## What you are asked to do
Pick out each line containing the string "维修总数" and copy it.

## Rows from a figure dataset

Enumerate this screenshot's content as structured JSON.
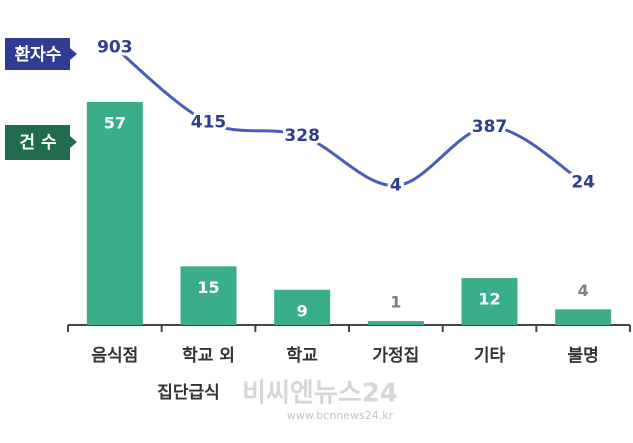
{
  "chart_data": {
    "type": "combo",
    "categories": [
      "음식점",
      "학교 외 집단급식",
      "학교",
      "가정집",
      "기타",
      "불명"
    ],
    "series": [
      {
        "name": "환자수",
        "type": "line",
        "color": "#4b5cb8",
        "values": [
          903,
          415,
          328,
          4,
          387,
          24
        ]
      },
      {
        "name": "건 수",
        "type": "bar",
        "color": "#3aae8a",
        "values": [
          57,
          15,
          9,
          1,
          12,
          4
        ]
      }
    ],
    "watermark": {
      "text": "비씨엔뉴스24",
      "url": "www.bcnnews24.kr"
    }
  }
}
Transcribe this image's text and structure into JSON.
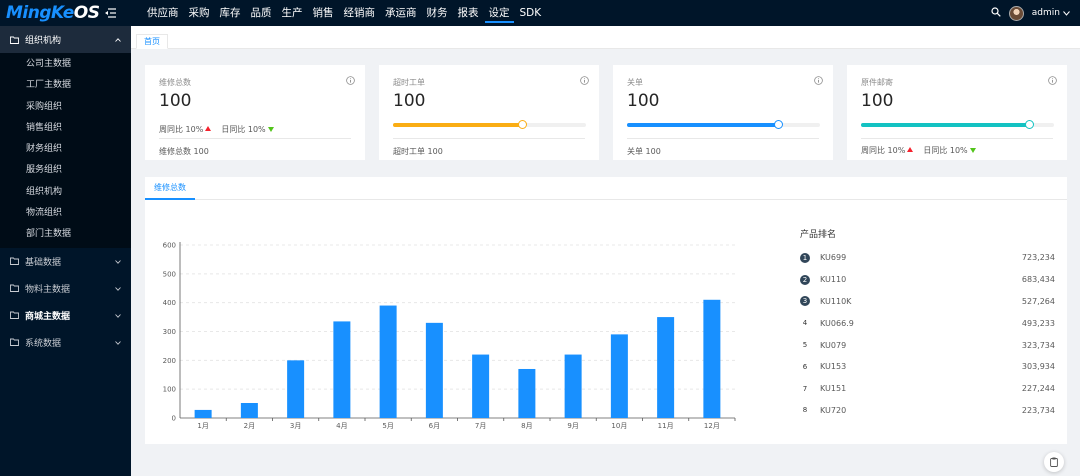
{
  "app": {
    "logo_main": "MingKe",
    "logo_o": "OS"
  },
  "topnav": [
    "供应商",
    "采购",
    "库存",
    "品质",
    "生产",
    "销售",
    "经销商",
    "承运商",
    "财务",
    "报表",
    "设定",
    "SDK"
  ],
  "topnav_active": 10,
  "user": {
    "name": "admin"
  },
  "sidebar": {
    "open_group": "组织机构",
    "open_items": [
      "公司主数据",
      "工厂主数据",
      "采购组织",
      "销售组织",
      "财务组织",
      "服务组织",
      "组织机构",
      "物流组织",
      "部门主数据"
    ],
    "groups": [
      "基础数据",
      "物料主数据",
      "商城主数据",
      "系统数据"
    ]
  },
  "tabs": {
    "home": "首页"
  },
  "cards": [
    {
      "title": "维修总数",
      "value": "100",
      "trend_week": "周同比 10%",
      "trend_day": "日同比 10%",
      "footer": "维修总数  100"
    },
    {
      "title": "超时工单",
      "value": "100",
      "progress": 0.67,
      "color": "#faad14",
      "footer": "超时工单  100"
    },
    {
      "title": "关单",
      "value": "100",
      "progress": 0.78,
      "color": "#1890ff",
      "footer": "关单  100"
    },
    {
      "title": "原件邮寄",
      "value": "100",
      "progress": 0.87,
      "color": "#13c2c2",
      "trend_week": "周同比 10%",
      "trend_day": "日同比 10%"
    }
  ],
  "chart_tab": "维修总数",
  "chart_data": {
    "type": "bar",
    "categories": [
      "1月",
      "2月",
      "3月",
      "4月",
      "5月",
      "6月",
      "7月",
      "8月",
      "9月",
      "10月",
      "11月",
      "12月"
    ],
    "values": [
      28,
      52,
      200,
      335,
      390,
      330,
      220,
      170,
      220,
      290,
      350,
      410
    ],
    "ylim": [
      0,
      600
    ],
    "yticks": [
      0,
      100,
      200,
      300,
      400,
      500,
      600
    ],
    "color": "#1890ff",
    "grid": true
  },
  "ranking": {
    "title": "产品排名",
    "items": [
      {
        "rank": "1",
        "name": "KU699",
        "value": "723,234"
      },
      {
        "rank": "2",
        "name": "KU110",
        "value": "683,434"
      },
      {
        "rank": "3",
        "name": "KU110K",
        "value": "527,264"
      },
      {
        "rank": "4",
        "name": "KU066.9",
        "value": "493,233"
      },
      {
        "rank": "5",
        "name": "KU079",
        "value": "323,734"
      },
      {
        "rank": "6",
        "name": "KU153",
        "value": "303,934"
      },
      {
        "rank": "7",
        "name": "KU151",
        "value": "227,244"
      },
      {
        "rank": "8",
        "name": "KU720",
        "value": "223,734"
      }
    ]
  }
}
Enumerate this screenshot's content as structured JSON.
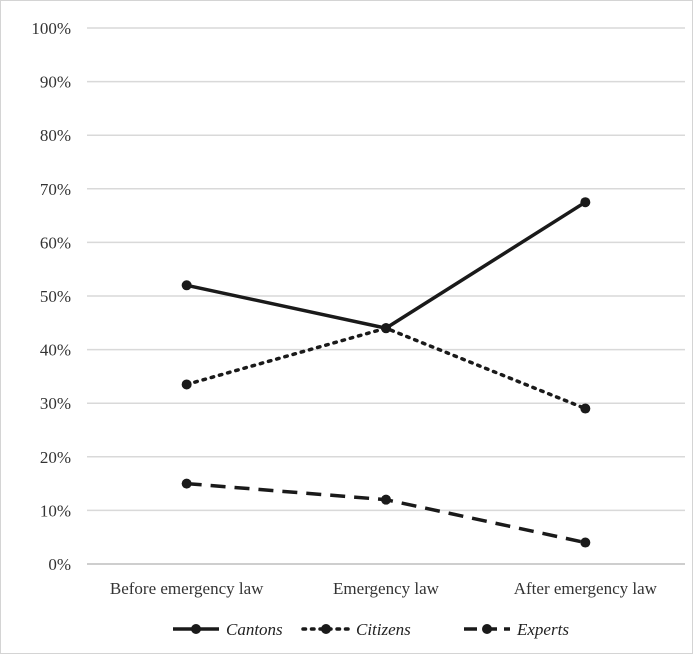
{
  "chart_data": {
    "type": "line",
    "title": "",
    "xlabel": "",
    "ylabel": "",
    "categories": [
      "Before emergency law",
      "Emergency law",
      "After emergency law"
    ],
    "y_ticks": [
      "0%",
      "10%",
      "20%",
      "30%",
      "40%",
      "50%",
      "60%",
      "70%",
      "80%",
      "90%",
      "100%"
    ],
    "ylim": [
      0,
      100
    ],
    "y_unit": "%",
    "grid": "horizontal",
    "legend_position": "bottom",
    "series": [
      {
        "name": "Cantons",
        "values": [
          52,
          44,
          67.5
        ],
        "line_style": "solid",
        "color": "#1a1a1a"
      },
      {
        "name": "Citizens",
        "values": [
          33.5,
          44,
          29
        ],
        "line_style": "dotted",
        "color": "#1a1a1a"
      },
      {
        "name": "Experts",
        "values": [
          15,
          12,
          4
        ],
        "line_style": "dashed",
        "color": "#1a1a1a"
      }
    ]
  }
}
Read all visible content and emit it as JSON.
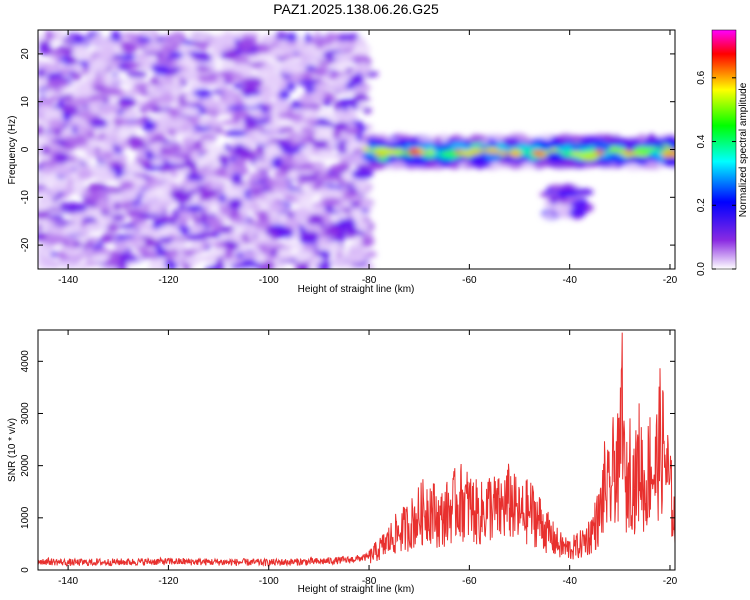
{
  "title": "PAZ1.2025.138.06.26.G25",
  "chart_data": [
    {
      "type": "heatmap",
      "xlabel": "Height of straight line (km)",
      "ylabel": "Frequency (Hz)",
      "xlim": [
        -146,
        -19
      ],
      "ylim": [
        -25,
        25
      ],
      "xticks": [
        -140,
        -120,
        -100,
        -80,
        -60,
        -40,
        -20
      ],
      "yticks": [
        -20,
        -10,
        0,
        10,
        20
      ],
      "xtick_labels": [
        "-140",
        "-120",
        "-100",
        "-80",
        "-60",
        "-40",
        "-20"
      ],
      "ytick_labels": [
        "-20",
        "-10",
        "0",
        "10",
        "20"
      ],
      "regions": [
        {
          "x": [
            -146,
            -80
          ],
          "y": [
            -25,
            24
          ],
          "amplitude": 0.15,
          "pattern": "noise"
        },
        {
          "x": [
            -80,
            -19
          ],
          "y": [
            -3.5,
            2.5
          ],
          "amplitude": 0.45,
          "pattern": "signal band"
        },
        {
          "x": [
            -44,
            -37
          ],
          "y": [
            -14,
            -8
          ],
          "amplitude": 0.2,
          "pattern": "patch"
        }
      ],
      "colorbar": {
        "label": "Normalized spectral amplitude",
        "range": [
          0.0,
          0.75
        ],
        "ticks": [
          0.0,
          0.2,
          0.4,
          0.6
        ],
        "tick_labels": [
          "0.0",
          "0.2",
          "0.4",
          "0.6"
        ],
        "colors": [
          "#ffffff",
          "#8a2be2",
          "#0000ff",
          "#00ffff",
          "#00ff00",
          "#ffff00",
          "#ff0000",
          "#ff00ff"
        ]
      }
    },
    {
      "type": "line",
      "xlabel": "Height of straight line (km)",
      "ylabel": "SNR (10 * v/v)",
      "xlim": [
        -146,
        -19
      ],
      "ylim": [
        0,
        4600
      ],
      "xticks": [
        -140,
        -120,
        -100,
        -80,
        -60,
        -40,
        -20
      ],
      "yticks": [
        0,
        1000,
        2000,
        3000,
        4000
      ],
      "xtick_labels": [
        "-140",
        "-120",
        "-100",
        "-80",
        "-60",
        "-40",
        "-20"
      ],
      "ytick_labels": [
        "0",
        "1000",
        "2000",
        "3000",
        "4000"
      ],
      "color": "#e8302e",
      "series": [
        {
          "x": [
            -146,
            -140,
            -130,
            -120,
            -110,
            -100,
            -90,
            -84,
            -80,
            -77,
            -75,
            -72,
            -70,
            -68,
            -66,
            -64,
            -62,
            -60,
            -58,
            -56,
            -54,
            -52,
            -50,
            -48,
            -46,
            -44,
            -42,
            -40,
            -38,
            -36,
            -34,
            -33,
            -32,
            -31,
            -30,
            -29.5,
            -29,
            -28,
            -27,
            -26,
            -25,
            -24,
            -23,
            -22,
            -21,
            -20,
            -19
          ],
          "y": [
            180,
            150,
            160,
            170,
            160,
            150,
            170,
            200,
            260,
            500,
            700,
            900,
            1100,
            1300,
            1000,
            1200,
            1400,
            1300,
            1100,
            1300,
            1200,
            1400,
            1100,
            1200,
            1000,
            700,
            500,
            420,
            500,
            700,
            1100,
            1700,
            1500,
            2200,
            1900,
            4550,
            1400,
            2100,
            1700,
            2300,
            1500,
            2200,
            1900,
            2600,
            2300,
            1600,
            1000
          ]
        }
      ]
    }
  ]
}
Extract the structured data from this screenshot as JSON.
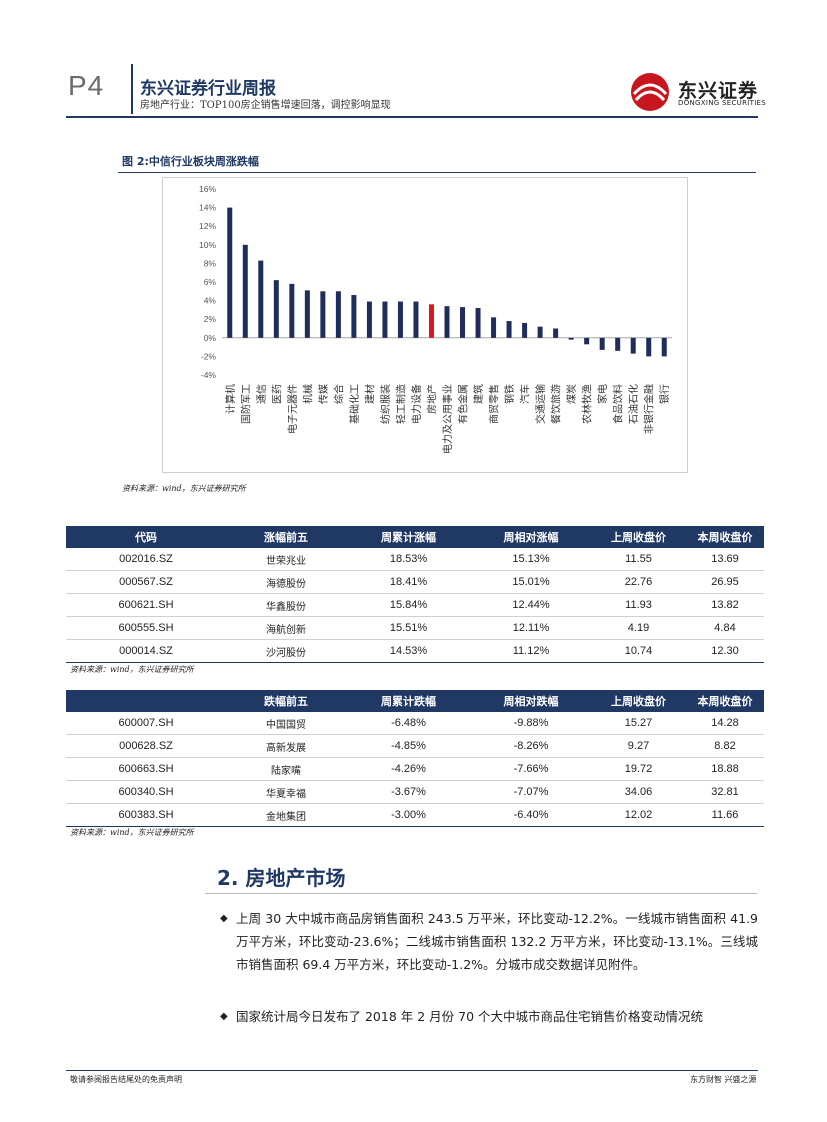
{
  "header": {
    "page": "P4",
    "title": "东兴证券行业周报",
    "subtitle": "房地产行业：TOP100房企销售增速回落，调控影响显现",
    "logo_cn": "东兴证券",
    "logo_en": "DONGXING SECURITIES",
    "brand_color": "#c8161e",
    "accent_color": "#1f3864"
  },
  "figure": {
    "title": "图 2:中信行业板块周涨跌幅",
    "source": "资料来源：wind，东兴证券研究所"
  },
  "chart_data": {
    "type": "bar",
    "categories": [
      "计算机",
      "国防军工",
      "通信",
      "医药",
      "电子元器件",
      "机械",
      "传媒",
      "综合",
      "基础化工",
      "建材",
      "纺织服装",
      "轻工制造",
      "电力设备",
      "房地产",
      "电力及公用事业",
      "有色金属",
      "建筑",
      "商贸零售",
      "钢铁",
      "汽车",
      "交通运输",
      "餐饮旅游",
      "煤炭",
      "农林牧渔",
      "家电",
      "食品饮料",
      "石油石化",
      "非银行金融",
      "银行"
    ],
    "values": [
      14.0,
      10.0,
      8.3,
      6.2,
      5.8,
      5.1,
      5.0,
      5.0,
      4.6,
      3.9,
      3.9,
      3.9,
      3.9,
      3.6,
      3.4,
      3.3,
      3.2,
      2.2,
      1.8,
      1.6,
      1.2,
      1.0,
      -0.2,
      -0.7,
      -1.3,
      -1.4,
      -1.7,
      -2.0,
      -2.0
    ],
    "highlight_category": "房地产",
    "bar_color": "#1f2d5c",
    "highlight_color": "#d7191c",
    "ylim": [
      -4,
      16
    ],
    "yticks": [
      "16%",
      "14%",
      "12%",
      "10%",
      "8%",
      "6%",
      "4%",
      "2%",
      "0%",
      "-2%",
      "-4%"
    ],
    "grid": false,
    "legend": "none"
  },
  "gainers": {
    "headers": [
      "代码",
      "涨幅前五",
      "周累计涨幅",
      "周相对涨幅",
      "上周收盘价",
      "本周收盘价"
    ],
    "rows": [
      [
        "002016.SZ",
        "世荣兆业",
        "18.53%",
        "15.13%",
        "11.55",
        "13.69"
      ],
      [
        "000567.SZ",
        "海德股份",
        "18.41%",
        "15.01%",
        "22.76",
        "26.95"
      ],
      [
        "600621.SH",
        "华鑫股份",
        "15.84%",
        "12.44%",
        "11.93",
        "13.82"
      ],
      [
        "600555.SH",
        "海航创新",
        "15.51%",
        "12.11%",
        "4.19",
        "4.84"
      ],
      [
        "000014.SZ",
        "沙河股份",
        "14.53%",
        "11.12%",
        "10.74",
        "12.30"
      ]
    ],
    "source": "资料来源：wind，东兴证券研究所"
  },
  "losers": {
    "headers": [
      "",
      "跌幅前五",
      "周累计跌幅",
      "周相对跌幅",
      "上周收盘价",
      "本周收盘价"
    ],
    "rows": [
      [
        "600007.SH",
        "中国国贸",
        "-6.48%",
        "-9.88%",
        "15.27",
        "14.28"
      ],
      [
        "000628.SZ",
        "高新发展",
        "-4.85%",
        "-8.26%",
        "9.27",
        "8.82"
      ],
      [
        "600663.SH",
        "陆家嘴",
        "-4.26%",
        "-7.66%",
        "19.72",
        "18.88"
      ],
      [
        "600340.SH",
        "华夏幸福",
        "-3.67%",
        "-7.07%",
        "34.06",
        "32.81"
      ],
      [
        "600383.SH",
        "金地集团",
        "-3.00%",
        "-6.40%",
        "12.02",
        "11.66"
      ]
    ],
    "source": "资料来源：wind，东兴证券研究所"
  },
  "section": {
    "title": "2. 房地产市场",
    "bullet_symbol": "◆",
    "para1": "上周 30 大中城市商品房销售面积 243.5 万平米，环比变动-12.2%。一线城市销售面积 41.9 万平方米，环比变动-23.6%；二线城市销售面积 132.2 万平方米，环比变动-13.1%。三线城市销售面积 69.4 万平方米，环比变动-1.2%。分城市成交数据详见附件。",
    "para2": "国家统计局今日发布了 2018 年 2 月份 70 个大中城市商品住宅销售价格变动情况统"
  },
  "footer": {
    "left": "敬请参阅报告结尾处的免责声明",
    "right": "东方财智 兴盛之源"
  }
}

## Final answer
      "title": "维修总数",
      "footer": "维修总数  100"
  "chart_tab": "维修总数",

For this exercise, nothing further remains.